*EXERCISE INPUT*.
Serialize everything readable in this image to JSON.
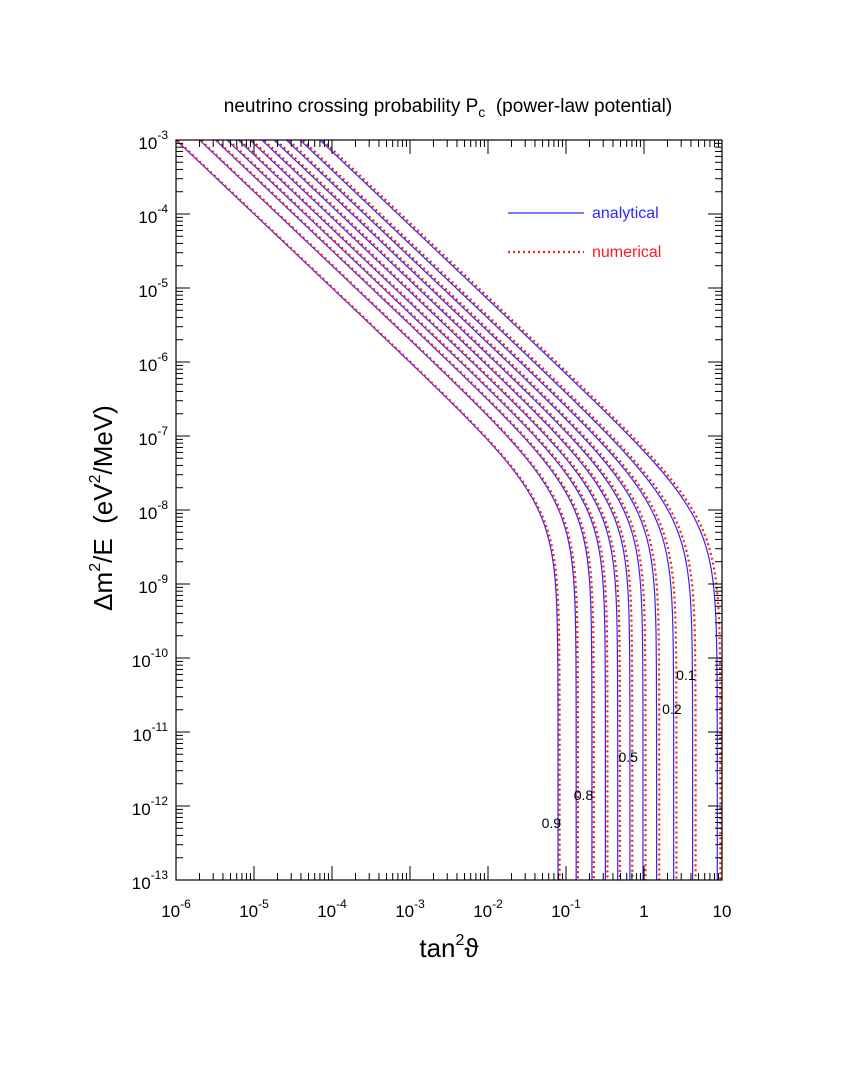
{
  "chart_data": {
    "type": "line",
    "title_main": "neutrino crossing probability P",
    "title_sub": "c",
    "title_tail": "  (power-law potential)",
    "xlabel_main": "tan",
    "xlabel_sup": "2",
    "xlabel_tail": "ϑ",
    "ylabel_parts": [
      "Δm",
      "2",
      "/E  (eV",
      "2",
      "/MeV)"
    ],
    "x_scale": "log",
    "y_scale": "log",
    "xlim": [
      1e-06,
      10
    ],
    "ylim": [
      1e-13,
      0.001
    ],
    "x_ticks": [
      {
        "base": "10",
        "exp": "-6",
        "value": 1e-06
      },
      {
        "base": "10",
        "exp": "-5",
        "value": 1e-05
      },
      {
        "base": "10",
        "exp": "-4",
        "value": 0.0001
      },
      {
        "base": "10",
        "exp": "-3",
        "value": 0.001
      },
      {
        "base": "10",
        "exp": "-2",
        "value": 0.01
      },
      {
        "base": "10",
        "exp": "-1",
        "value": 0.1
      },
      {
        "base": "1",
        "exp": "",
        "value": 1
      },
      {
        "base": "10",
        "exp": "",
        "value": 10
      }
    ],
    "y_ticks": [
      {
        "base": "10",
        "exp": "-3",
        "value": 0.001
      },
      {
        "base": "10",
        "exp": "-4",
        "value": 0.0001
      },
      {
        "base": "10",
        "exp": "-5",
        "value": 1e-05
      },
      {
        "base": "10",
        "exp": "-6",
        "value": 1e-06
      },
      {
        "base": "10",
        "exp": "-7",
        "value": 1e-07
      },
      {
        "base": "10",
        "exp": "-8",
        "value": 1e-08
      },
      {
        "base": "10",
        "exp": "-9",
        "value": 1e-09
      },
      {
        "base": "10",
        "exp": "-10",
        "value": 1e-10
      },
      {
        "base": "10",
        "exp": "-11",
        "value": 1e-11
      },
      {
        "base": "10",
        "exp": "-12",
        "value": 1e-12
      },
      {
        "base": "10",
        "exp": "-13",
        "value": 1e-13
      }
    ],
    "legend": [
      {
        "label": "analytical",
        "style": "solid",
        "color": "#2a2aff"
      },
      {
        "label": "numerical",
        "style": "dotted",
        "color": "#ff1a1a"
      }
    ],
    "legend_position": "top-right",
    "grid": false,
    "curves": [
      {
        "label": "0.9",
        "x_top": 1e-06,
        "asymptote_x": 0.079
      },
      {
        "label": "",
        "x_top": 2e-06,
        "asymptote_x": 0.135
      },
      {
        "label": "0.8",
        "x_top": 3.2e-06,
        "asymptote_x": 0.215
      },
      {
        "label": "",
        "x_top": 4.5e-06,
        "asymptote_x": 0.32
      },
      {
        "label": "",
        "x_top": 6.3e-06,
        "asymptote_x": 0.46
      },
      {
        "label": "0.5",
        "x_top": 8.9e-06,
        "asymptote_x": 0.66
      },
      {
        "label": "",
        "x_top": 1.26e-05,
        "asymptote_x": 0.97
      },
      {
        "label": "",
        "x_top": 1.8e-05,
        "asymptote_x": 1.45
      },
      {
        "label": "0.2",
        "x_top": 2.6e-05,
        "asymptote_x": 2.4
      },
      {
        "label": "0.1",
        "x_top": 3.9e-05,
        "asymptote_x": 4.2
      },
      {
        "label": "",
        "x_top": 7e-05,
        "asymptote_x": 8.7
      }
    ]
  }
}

*SET EXERCISE*. Copy the listing in full and without alteration, omitting every picture.

*SOLUTION*.
Serialize everything readable in this image to JSON.
{
  "chart_data": {
    "type": "line",
    "title_main": "neutrino crossing probability P",
    "title_sub": "c",
    "title_tail": "  (power-law potential)",
    "xlabel_main": "tan",
    "xlabel_sup": "2",
    "xlabel_tail": "ϑ",
    "ylabel_parts": [
      "Δm",
      "2",
      "/E  (eV",
      "2",
      "/MeV)"
    ],
    "x_scale": "log",
    "y_scale": "log",
    "xlim": [
      1e-06,
      10
    ],
    "ylim": [
      1e-13,
      0.001
    ],
    "x_ticks": [
      {
        "base": "10",
        "exp": "-6",
        "value": 1e-06
      },
      {
        "base": "10",
        "exp": "-5",
        "value": 1e-05
      },
      {
        "base": "10",
        "exp": "-4",
        "value": 0.0001
      },
      {
        "base": "10",
        "exp": "-3",
        "value": 0.001
      },
      {
        "base": "10",
        "exp": "-2",
        "value": 0.01
      },
      {
        "base": "10",
        "exp": "-1",
        "value": 0.1
      },
      {
        "base": "1",
        "exp": "",
        "value": 1
      },
      {
        "base": "10",
        "exp": "",
        "value": 10
      }
    ],
    "y_ticks": [
      {
        "base": "10",
        "exp": "-3",
        "value": 0.001
      },
      {
        "base": "10",
        "exp": "-4",
        "value": 0.0001
      },
      {
        "base": "10",
        "exp": "-5",
        "value": 1e-05
      },
      {
        "base": "10",
        "exp": "-6",
        "value": 1e-06
      },
      {
        "base": "10",
        "exp": "-7",
        "value": 1e-07
      },
      {
        "base": "10",
        "exp": "-8",
        "value": 1e-08
      },
      {
        "base": "10",
        "exp": "-9",
        "value": 1e-09
      },
      {
        "base": "10",
        "exp": "-10",
        "value": 1e-10
      },
      {
        "base": "10",
        "exp": "-11",
        "value": 1e-11
      },
      {
        "base": "10",
        "exp": "-12",
        "value": 1e-12
      },
      {
        "base": "10",
        "exp": "-13",
        "value": 1e-13
      }
    ],
    "legend": [
      {
        "label": "analytical",
        "style": "solid",
        "color": "#2a2aff"
      },
      {
        "label": "numerical",
        "style": "dotted",
        "color": "#ff1a1a"
      }
    ],
    "legend_position": "top-right",
    "grid": false,
    "curves": [
      {
        "label": "0.9",
        "x_top": 1e-06,
        "asymptote_x": 0.079
      },
      {
        "label": "",
        "x_top": 2e-06,
        "asymptote_x": 0.135
      },
      {
        "label": "0.8",
        "x_top": 3.2e-06,
        "asymptote_x": 0.215
      },
      {
        "label": "",
        "x_top": 4.5e-06,
        "asymptote_x": 0.32
      },
      {
        "label": "",
        "x_top": 6.3e-06,
        "asymptote_x": 0.46
      },
      {
        "label": "0.5",
        "x_top": 8.9e-06,
        "asymptote_x": 0.66
      },
      {
        "label": "",
        "x_top": 1.26e-05,
        "asymptote_x": 0.97
      },
      {
        "label": "",
        "x_top": 1.8e-05,
        "asymptote_x": 1.45
      },
      {
        "label": "0.2",
        "x_top": 2.6e-05,
        "asymptote_x": 2.4
      },
      {
        "label": "0.1",
        "x_top": 3.9e-05,
        "asymptote_x": 4.2
      },
      {
        "label": "",
        "x_top": 7e-05,
        "asymptote_x": 8.7
      }
    ]
  }
}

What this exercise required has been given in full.